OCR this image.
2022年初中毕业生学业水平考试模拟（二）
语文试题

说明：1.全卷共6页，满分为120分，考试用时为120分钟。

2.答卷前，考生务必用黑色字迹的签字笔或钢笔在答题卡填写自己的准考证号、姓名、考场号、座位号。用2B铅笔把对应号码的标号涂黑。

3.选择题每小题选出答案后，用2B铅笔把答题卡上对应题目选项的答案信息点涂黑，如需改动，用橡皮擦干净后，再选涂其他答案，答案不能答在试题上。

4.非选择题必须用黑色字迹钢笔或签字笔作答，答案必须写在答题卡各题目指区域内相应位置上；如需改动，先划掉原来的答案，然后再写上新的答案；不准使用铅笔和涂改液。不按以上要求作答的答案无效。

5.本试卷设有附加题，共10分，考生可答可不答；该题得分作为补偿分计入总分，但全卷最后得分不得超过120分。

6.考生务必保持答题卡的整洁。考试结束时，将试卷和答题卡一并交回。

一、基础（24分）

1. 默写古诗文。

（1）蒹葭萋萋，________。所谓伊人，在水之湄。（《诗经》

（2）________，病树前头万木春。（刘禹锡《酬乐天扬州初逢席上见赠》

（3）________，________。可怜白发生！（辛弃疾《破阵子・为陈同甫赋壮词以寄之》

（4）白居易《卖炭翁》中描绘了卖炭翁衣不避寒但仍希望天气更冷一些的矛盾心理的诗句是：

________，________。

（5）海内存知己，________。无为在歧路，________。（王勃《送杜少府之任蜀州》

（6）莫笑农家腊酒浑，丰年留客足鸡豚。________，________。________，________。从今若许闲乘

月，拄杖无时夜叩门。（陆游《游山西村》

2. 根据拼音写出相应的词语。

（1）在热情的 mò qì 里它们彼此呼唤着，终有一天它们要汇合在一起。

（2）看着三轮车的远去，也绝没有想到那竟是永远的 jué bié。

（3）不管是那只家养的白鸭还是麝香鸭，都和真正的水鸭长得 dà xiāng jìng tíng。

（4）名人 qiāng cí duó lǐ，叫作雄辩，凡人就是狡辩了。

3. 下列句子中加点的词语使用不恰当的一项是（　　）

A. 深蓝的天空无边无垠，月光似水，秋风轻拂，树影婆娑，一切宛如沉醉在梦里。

○ ○ ○ ○ ○

## Goal
Reproduce the complete set of lines precisely as supplied.

## Solved exercise
OCR this image.
2022年初中毕业生学业水平考试模拟（二）
语文试题

说明：1.全卷共6页，满分为120分，考试用时为120分钟。

2.答卷前，考生务必用黑色字迹的签字笔或钢笔在答题卡填写自己的准考证号、姓名、考场号、座位号。用2B铅笔把对应号码的标号涂黑。

3.选择题每小题选出答案后，用2B铅笔把答题卡上对应题目选项的答案信息点涂黑，如需改动，用橡皮擦干净后，再选涂其他答案，答案不能答在试题上。

4.非选择题必须用黑色字迹钢笔或签字笔作答，答案必须写在答题卡各题目指区域内相应位置上；如需改动，先划掉原来的答案，然后再写上新的答案；不准使用铅笔和涂改液。不按以上要求作答的答案无效。

5.本试卷设有附加题，共10分，考生可答可不答；该题得分作为补偿分计入总分，但全卷最后得分不得超过120分。

6.考生务必保持答题卡的整洁。考试结束时，将试卷和答题卡一并交回。

一、基础（24分）

1. 默写古诗文。

（1）蒹葭萋萋，________。所谓伊人，在水之湄。（《诗经》

（2）________，病树前头万木春。（刘禹锡《酬乐天扬州初逢席上见赠》

（3）________，________。可怜白发生！（辛弃疾《破阵子・为陈同甫赋壮词以寄之》

（4）白居易《卖炭翁》中描绘了卖炭翁衣不避寒但仍希望天气更冷一些的矛盾心理的诗句是：

________，________。

（5）海内存知己，________。无为在歧路，________。（王勃《送杜少府之任蜀州》

（6）莫笑农家腊酒浑，丰年留客足鸡豚。________，________。________，________。从今若许闲乘

月，拄杖无时夜叩门。（陆游《游山西村》

2. 根据拼音写出相应的词语。

（1）在热情的 mò qì 里它们彼此呼唤着，终有一天它们要汇合在一起。

（2）看着三轮车的远去，也绝没有想到那竟是永远的 jué bié。

（3）不管是那只家养的白鸭还是麝香鸭，都和真正的水鸭长得 dà xiāng jìng tíng。

（4）名人 qiāng cí duó lǐ，叫作雄辩，凡人就是狡辩了。

3. 下列句子中加点的词语使用不恰当的一项是（　　）

A. 深蓝的天空无边无垠，月光似水，秋风轻拂，树影婆娑，一切宛如沉醉在梦里。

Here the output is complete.